Your task is to locate every line holding the string "Currency" and to copy each of them.
** BEGIN DATA FOR PROCESSING **
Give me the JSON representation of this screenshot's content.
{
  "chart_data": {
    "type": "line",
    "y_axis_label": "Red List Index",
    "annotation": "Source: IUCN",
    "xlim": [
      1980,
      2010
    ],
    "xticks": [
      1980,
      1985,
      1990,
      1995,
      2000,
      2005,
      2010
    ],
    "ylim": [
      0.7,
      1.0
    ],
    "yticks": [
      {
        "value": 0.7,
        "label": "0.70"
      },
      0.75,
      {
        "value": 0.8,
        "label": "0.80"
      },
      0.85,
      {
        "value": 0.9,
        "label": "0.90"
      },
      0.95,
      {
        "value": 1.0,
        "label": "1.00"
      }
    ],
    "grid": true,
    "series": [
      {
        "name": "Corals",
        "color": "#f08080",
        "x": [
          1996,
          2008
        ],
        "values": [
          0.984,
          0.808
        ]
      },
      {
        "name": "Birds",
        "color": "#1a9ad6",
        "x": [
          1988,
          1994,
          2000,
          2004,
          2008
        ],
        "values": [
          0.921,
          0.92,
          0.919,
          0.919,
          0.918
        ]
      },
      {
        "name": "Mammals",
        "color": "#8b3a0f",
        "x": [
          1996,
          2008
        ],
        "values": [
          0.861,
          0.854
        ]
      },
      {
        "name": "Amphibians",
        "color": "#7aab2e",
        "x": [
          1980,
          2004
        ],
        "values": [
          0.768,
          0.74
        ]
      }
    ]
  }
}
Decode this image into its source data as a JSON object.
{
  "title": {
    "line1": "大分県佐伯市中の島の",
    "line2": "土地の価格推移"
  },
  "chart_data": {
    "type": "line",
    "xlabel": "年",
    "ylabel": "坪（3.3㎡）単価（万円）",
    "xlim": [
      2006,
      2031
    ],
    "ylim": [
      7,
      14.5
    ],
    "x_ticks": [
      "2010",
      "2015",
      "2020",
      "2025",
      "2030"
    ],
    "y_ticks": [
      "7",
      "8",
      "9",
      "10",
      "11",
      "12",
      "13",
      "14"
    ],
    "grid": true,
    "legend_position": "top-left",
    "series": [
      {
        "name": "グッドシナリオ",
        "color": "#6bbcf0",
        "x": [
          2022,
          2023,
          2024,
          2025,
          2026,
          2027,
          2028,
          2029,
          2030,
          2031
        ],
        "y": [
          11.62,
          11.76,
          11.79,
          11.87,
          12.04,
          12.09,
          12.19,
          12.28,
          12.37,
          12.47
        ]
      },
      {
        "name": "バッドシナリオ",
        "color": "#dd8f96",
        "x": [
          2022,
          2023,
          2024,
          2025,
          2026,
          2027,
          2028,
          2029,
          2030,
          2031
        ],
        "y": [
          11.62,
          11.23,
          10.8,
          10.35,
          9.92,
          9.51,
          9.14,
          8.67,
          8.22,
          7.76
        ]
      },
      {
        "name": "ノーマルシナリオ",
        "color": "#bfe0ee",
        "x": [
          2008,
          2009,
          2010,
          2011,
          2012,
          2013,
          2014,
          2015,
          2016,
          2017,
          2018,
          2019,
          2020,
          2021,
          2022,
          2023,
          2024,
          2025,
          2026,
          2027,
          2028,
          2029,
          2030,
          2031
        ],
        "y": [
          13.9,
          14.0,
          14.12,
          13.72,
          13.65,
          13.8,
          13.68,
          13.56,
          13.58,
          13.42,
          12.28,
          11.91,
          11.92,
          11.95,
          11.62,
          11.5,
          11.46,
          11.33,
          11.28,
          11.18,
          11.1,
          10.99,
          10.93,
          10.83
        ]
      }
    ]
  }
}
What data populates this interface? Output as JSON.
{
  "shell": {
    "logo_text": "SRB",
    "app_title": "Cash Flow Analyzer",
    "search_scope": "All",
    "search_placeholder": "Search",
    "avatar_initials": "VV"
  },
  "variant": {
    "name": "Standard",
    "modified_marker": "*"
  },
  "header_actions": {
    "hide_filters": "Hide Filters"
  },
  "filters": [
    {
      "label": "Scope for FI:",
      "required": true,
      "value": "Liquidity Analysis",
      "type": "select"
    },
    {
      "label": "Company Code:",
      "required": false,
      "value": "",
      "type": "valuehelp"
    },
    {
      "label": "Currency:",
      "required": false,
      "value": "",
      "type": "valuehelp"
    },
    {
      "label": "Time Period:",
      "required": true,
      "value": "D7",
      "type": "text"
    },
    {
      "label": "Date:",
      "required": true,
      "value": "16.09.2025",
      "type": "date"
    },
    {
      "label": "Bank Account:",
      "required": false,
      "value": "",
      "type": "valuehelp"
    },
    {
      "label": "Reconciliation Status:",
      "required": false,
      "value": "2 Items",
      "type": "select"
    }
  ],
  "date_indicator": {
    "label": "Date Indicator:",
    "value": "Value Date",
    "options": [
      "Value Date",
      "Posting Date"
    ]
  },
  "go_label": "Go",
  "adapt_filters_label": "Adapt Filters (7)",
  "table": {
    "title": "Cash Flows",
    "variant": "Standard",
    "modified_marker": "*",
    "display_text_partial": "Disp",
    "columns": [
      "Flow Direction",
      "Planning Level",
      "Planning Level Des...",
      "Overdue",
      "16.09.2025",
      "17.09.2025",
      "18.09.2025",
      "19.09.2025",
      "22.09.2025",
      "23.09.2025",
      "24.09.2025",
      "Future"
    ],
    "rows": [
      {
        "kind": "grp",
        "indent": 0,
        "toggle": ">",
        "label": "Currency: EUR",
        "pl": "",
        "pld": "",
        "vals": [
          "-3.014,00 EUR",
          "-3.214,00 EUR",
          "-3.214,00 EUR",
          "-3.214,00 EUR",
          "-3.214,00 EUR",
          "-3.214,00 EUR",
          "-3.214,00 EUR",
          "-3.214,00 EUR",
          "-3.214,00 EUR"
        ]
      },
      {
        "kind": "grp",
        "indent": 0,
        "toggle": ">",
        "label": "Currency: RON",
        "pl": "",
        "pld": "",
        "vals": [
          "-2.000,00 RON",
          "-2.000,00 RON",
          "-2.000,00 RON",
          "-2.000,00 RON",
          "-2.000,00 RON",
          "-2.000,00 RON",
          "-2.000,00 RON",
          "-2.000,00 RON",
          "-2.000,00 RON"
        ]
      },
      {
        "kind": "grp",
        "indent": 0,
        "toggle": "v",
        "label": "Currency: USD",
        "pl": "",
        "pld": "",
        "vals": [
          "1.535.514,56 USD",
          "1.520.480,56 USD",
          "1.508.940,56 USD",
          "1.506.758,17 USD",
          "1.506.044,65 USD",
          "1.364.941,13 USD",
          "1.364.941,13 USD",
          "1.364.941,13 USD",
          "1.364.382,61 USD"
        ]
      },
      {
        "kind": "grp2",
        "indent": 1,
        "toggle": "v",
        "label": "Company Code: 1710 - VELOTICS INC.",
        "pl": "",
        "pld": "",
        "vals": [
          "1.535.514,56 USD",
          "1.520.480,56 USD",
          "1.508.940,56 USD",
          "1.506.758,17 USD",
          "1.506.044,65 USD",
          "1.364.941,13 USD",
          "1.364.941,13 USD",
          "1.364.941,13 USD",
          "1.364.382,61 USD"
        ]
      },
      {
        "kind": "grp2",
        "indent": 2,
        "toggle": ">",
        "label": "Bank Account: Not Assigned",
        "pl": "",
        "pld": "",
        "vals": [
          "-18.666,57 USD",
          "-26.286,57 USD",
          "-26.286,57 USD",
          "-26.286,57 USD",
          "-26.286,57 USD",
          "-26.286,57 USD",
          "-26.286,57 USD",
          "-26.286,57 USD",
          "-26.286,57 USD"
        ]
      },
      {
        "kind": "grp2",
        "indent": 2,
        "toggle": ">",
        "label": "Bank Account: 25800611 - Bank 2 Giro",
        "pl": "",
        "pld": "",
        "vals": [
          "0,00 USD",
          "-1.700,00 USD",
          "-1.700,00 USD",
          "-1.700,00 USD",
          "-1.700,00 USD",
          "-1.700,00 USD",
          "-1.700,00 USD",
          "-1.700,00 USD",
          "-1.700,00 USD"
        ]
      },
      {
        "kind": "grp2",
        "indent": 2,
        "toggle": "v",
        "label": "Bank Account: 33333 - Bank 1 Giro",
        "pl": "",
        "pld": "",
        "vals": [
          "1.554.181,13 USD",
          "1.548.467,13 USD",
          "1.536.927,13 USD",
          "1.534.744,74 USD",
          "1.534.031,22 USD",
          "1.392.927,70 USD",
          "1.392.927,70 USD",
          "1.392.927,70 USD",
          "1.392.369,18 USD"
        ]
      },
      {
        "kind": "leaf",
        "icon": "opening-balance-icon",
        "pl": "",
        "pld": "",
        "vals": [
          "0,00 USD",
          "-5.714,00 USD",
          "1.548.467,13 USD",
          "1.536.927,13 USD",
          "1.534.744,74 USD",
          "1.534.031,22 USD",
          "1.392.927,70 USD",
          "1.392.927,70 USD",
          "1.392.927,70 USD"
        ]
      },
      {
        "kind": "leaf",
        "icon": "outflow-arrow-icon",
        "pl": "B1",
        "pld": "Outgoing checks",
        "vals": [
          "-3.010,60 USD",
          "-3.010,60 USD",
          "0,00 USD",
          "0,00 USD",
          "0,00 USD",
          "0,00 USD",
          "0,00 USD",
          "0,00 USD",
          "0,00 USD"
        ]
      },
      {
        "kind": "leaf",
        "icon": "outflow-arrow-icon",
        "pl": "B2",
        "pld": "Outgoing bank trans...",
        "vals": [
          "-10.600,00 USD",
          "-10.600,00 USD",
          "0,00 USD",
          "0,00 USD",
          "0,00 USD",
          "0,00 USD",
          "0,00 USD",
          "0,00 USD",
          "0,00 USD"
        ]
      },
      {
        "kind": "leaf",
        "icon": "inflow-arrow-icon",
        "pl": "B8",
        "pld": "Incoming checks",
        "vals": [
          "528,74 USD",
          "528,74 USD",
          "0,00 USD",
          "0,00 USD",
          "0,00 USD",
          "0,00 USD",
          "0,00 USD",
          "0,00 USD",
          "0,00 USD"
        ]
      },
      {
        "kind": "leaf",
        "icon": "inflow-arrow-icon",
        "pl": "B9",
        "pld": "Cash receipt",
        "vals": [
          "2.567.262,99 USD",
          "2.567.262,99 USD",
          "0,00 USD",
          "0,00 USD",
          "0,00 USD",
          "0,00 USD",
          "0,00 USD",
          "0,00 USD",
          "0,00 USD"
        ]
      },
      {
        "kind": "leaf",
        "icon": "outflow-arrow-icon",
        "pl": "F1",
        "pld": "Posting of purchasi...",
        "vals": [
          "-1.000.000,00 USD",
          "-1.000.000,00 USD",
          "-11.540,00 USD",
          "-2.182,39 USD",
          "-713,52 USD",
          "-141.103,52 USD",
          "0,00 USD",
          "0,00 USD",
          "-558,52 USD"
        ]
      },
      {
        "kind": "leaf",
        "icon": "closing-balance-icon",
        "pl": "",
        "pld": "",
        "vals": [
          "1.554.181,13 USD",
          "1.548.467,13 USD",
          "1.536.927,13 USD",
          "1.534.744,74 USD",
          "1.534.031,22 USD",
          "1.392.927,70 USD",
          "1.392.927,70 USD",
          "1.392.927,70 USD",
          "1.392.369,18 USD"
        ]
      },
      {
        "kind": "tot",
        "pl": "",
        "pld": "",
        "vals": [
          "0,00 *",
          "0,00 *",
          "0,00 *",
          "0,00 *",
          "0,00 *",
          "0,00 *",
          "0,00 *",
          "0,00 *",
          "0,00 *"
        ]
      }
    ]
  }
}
** END DATA FOR PROCESSING **
TASK SOLUTION:
      "label": "Currency:",
        "label": "Currency: EUR",
        "label": "Currency: RON",
        "label": "Currency: USD",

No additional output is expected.